YOUR INSTRUCTIONS:
Can all of these lines be returned exactly?

[Records that describe figures]

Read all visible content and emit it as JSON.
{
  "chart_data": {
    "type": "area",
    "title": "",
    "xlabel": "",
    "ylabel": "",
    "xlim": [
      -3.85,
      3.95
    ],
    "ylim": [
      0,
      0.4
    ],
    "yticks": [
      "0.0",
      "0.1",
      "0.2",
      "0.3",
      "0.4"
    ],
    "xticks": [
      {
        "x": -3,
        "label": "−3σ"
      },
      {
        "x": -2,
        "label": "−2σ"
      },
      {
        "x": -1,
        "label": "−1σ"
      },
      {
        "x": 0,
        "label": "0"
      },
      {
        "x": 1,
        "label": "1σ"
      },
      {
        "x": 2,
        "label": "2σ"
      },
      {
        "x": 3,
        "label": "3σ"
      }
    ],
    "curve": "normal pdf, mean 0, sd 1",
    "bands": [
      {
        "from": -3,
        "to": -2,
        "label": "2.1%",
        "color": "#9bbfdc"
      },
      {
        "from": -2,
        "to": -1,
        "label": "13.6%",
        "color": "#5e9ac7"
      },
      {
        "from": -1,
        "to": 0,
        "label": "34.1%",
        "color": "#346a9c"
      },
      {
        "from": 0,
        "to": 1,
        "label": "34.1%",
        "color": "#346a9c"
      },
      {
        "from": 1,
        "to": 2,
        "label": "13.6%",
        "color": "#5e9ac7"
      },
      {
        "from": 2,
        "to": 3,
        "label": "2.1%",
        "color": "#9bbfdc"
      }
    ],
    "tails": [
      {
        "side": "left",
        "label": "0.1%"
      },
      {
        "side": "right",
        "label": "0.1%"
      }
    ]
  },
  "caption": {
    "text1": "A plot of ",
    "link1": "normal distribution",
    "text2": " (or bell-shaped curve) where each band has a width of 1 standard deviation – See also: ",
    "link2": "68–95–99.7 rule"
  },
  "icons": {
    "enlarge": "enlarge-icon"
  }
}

SOLUTION BELOW:
Read all visible content and emit it as JSON.
{
  "chart_data": {
    "type": "area",
    "title": "",
    "xlabel": "",
    "ylabel": "",
    "xlim": [
      -3.85,
      3.95
    ],
    "ylim": [
      0,
      0.4
    ],
    "yticks": [
      "0.0",
      "0.1",
      "0.2",
      "0.3",
      "0.4"
    ],
    "xticks": [
      {
        "x": -3,
        "label": "−3σ"
      },
      {
        "x": -2,
        "label": "−2σ"
      },
      {
        "x": -1,
        "label": "−1σ"
      },
      {
        "x": 0,
        "label": "0"
      },
      {
        "x": 1,
        "label": "1σ"
      },
      {
        "x": 2,
        "label": "2σ"
      },
      {
        "x": 3,
        "label": "3σ"
      }
    ],
    "curve": "normal pdf, mean 0, sd 1",
    "bands": [
      {
        "from": -3,
        "to": -2,
        "label": "2.1%",
        "color": "#9bbfdc"
      },
      {
        "from": -2,
        "to": -1,
        "label": "13.6%",
        "color": "#5e9ac7"
      },
      {
        "from": -1,
        "to": 0,
        "label": "34.1%",
        "color": "#346a9c"
      },
      {
        "from": 0,
        "to": 1,
        "label": "34.1%",
        "color": "#346a9c"
      },
      {
        "from": 1,
        "to": 2,
        "label": "13.6%",
        "color": "#5e9ac7"
      },
      {
        "from": 2,
        "to": 3,
        "label": "2.1%",
        "color": "#9bbfdc"
      }
    ],
    "tails": [
      {
        "side": "left",
        "label": "0.1%"
      },
      {
        "side": "right",
        "label": "0.1%"
      }
    ]
  },
  "caption": {
    "text1": "A plot of ",
    "link1": "normal distribution",
    "text2": " (or bell-shaped curve) where each band has a width of 1 standard deviation – See also: ",
    "link2": "68–95–99.7 rule"
  },
  "icons": {
    "enlarge": "enlarge-icon"
  }
}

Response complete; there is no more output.